* [COMPLETA LO SIGUIENTE]
1) Responde según el fragmento sobre Chernóbil:
(a) ¿Cuántos kilómetros cuadrados ocupa la geografía de Cuba?
(b) ¿Con qué tecnología se construían centrales nucleares en la Isla?
(c) ¿En qué año llegaron los niños a la capital cubana?
2) Repite tal cual la parte del fragmento sobre Chernóbil que empieza en "Aquel gesto alcanzó" y termina en "tiempo, absolutamente nada.".

* [FRAGMENTO DEL DOCUMENTO]
##########

Aquel gesto alcanzó dimensiones de hazaña porque tuvo lugar en el período más duro para los cubanos, los difíciles años noventa, de escaseces y penurias, y fue entonces cuando la frase de compartir lo que se tiene y no lo que sobra cobró más valor que nunca, porque en los 109 886 kilómetros cuadrados de su geografía no sobraba, en aquel tiempo, absolutamente nada.

¿Por qué tal ejercicio de filantropía? Es cierto que Cuba ha convertido el altruismo en una práctica social cotidiana, en una máxima de vida y es reconocida a nivel global por tal generosidad, que se potencia con la calidad de sus recursos humanos. Pero en el caso de la tragedia de Chernóbil, estaba además el compromiso con un aliado incondicional, la otrora Unión de Repúblicas Socialistas Soviéticas, y el sentido de cercanía con el desastre, porque en la Isla también se construían centrales nucleares con tecnología soviética.

Es inevitable que los más jóvenes cubanos se cuestionen ahora que «pudimos ser nosotros» y la empatía con las víctimas se incremente. Vuelven a la memoria colectiva las imágenes de los periódicos de la época con niños muy rubios, de pieles muy blancas, algunos sin rastro de cabellera, otros con despigmentación, como signos más visibles, y por dentro, dolencias crónicas difíciles de asimilar.

La mayoría ni siquiera podía saber por qué cargaba sobre sí el peso de tanta crueldad si no vivieron en carne propia la desgracia. Fueron los descendientes de aquellos protagonistas a la fuerza del terror. Y es que cuando el daño es imperceptible, cuesta mucho más aceptarlo. La radiación ataca silenciosa pera deja marcas a veces irreversibles. Retomando la serie de ejemplo, Liudmila Ignatengo solo estuvo expuesta a la radioactividad por medio del contacto con su esposo, el bombero de muerte desgarradora, y al estar embarazada, el feto absorbió las mayores dosis letales, por aquello de que los órganos reproductores son altamente radiosensibles.

Los niños que llegaron en 1990 a la capital cubana tenían múltiples padecimientos, desde enfermedades cancerígenas hasta problemas psicológicos. El primer grupo era de poco más de cien y una década después se terminó superando la cifra de 20 mil. Muchos encontraron la cura y dijeron adiós sin que las palabras alcanzaran para agradecer tanta dedicación, otros, igual de sanados y felices, echaron raíces. De un modo u otro, todos, hasta los que tuvieron que asumir una vida de cuidados por la cronicidad de sus dolencias, se sintieron aliviados, fortalecidos y rehabilitados.

##########

* [CONTENIDO DE DATOS]
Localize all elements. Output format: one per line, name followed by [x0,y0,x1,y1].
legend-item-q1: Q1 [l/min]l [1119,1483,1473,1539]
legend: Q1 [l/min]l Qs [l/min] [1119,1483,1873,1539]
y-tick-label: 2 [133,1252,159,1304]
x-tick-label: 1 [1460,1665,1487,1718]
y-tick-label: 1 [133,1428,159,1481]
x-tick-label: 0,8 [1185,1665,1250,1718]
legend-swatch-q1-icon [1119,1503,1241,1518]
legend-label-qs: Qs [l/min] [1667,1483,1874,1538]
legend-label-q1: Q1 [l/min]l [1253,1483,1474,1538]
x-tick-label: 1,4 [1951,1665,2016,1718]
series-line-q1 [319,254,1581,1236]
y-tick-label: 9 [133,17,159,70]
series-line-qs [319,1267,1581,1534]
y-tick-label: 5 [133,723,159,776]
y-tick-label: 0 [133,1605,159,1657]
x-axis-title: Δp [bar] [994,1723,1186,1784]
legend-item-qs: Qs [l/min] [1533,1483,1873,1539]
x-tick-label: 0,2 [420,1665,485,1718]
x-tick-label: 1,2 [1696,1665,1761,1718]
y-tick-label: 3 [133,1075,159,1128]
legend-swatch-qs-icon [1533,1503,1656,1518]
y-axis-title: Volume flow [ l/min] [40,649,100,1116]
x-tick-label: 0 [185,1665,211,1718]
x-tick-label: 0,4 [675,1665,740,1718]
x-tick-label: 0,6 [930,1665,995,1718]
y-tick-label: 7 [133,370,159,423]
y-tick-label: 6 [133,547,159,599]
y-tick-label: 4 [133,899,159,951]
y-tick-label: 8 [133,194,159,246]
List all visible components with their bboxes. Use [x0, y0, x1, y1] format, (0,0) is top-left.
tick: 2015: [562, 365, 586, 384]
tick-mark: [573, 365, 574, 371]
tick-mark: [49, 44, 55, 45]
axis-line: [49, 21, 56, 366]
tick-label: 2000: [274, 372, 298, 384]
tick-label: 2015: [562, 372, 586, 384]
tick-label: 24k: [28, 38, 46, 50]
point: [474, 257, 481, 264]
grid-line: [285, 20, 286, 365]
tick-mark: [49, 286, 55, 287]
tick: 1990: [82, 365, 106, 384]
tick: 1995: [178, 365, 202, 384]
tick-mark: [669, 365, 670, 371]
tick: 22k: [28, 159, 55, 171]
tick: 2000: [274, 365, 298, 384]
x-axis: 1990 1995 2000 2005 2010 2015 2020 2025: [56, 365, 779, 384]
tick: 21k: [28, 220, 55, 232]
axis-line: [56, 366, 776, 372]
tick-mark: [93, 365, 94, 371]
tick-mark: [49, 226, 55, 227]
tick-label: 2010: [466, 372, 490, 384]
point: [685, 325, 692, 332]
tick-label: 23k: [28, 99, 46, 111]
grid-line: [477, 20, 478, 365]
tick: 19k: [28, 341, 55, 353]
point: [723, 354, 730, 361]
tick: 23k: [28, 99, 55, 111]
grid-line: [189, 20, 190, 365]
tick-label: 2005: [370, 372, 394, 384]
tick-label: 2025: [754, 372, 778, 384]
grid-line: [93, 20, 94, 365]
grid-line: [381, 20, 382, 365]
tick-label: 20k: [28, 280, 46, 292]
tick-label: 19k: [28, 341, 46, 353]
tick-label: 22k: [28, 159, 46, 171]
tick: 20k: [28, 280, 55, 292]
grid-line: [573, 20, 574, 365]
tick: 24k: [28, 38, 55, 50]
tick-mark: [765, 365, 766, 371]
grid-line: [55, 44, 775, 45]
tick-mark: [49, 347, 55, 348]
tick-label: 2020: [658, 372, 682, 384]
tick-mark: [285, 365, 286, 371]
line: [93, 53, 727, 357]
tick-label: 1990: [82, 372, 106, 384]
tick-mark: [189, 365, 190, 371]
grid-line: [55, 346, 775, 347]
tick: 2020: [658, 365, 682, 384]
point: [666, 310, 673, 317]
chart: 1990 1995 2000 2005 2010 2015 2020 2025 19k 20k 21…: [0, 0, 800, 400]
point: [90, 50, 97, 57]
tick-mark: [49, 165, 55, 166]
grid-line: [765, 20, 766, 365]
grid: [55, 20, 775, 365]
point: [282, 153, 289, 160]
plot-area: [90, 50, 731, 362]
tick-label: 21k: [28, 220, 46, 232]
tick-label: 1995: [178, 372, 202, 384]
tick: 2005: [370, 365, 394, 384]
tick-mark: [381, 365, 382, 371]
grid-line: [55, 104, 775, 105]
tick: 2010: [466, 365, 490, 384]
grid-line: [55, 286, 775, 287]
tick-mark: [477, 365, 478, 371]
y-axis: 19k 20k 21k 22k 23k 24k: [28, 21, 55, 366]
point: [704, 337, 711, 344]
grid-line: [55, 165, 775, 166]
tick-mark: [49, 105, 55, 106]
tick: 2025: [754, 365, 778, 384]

##########

* [RESPUESTAS DE EJERCICIOS]
1)
(a) 109 886 kilómetros cuadrados.
(b) Con tecnología soviética.
(c) En 1990.

2)
Aquel gesto alcanzó dimensiones de hazaña porque tuvo lugar en el período más duro para los cubanos, los difíciles años noventa, de escaseces y penurias, y fue entonces cuando la frase de compartir lo que se tiene y no lo que sobra cobró más valor que nunca, porque en los 109 886 kilómetros cuadrados de su geografía no sobraba, en aquel tiempo, absolutamente nada.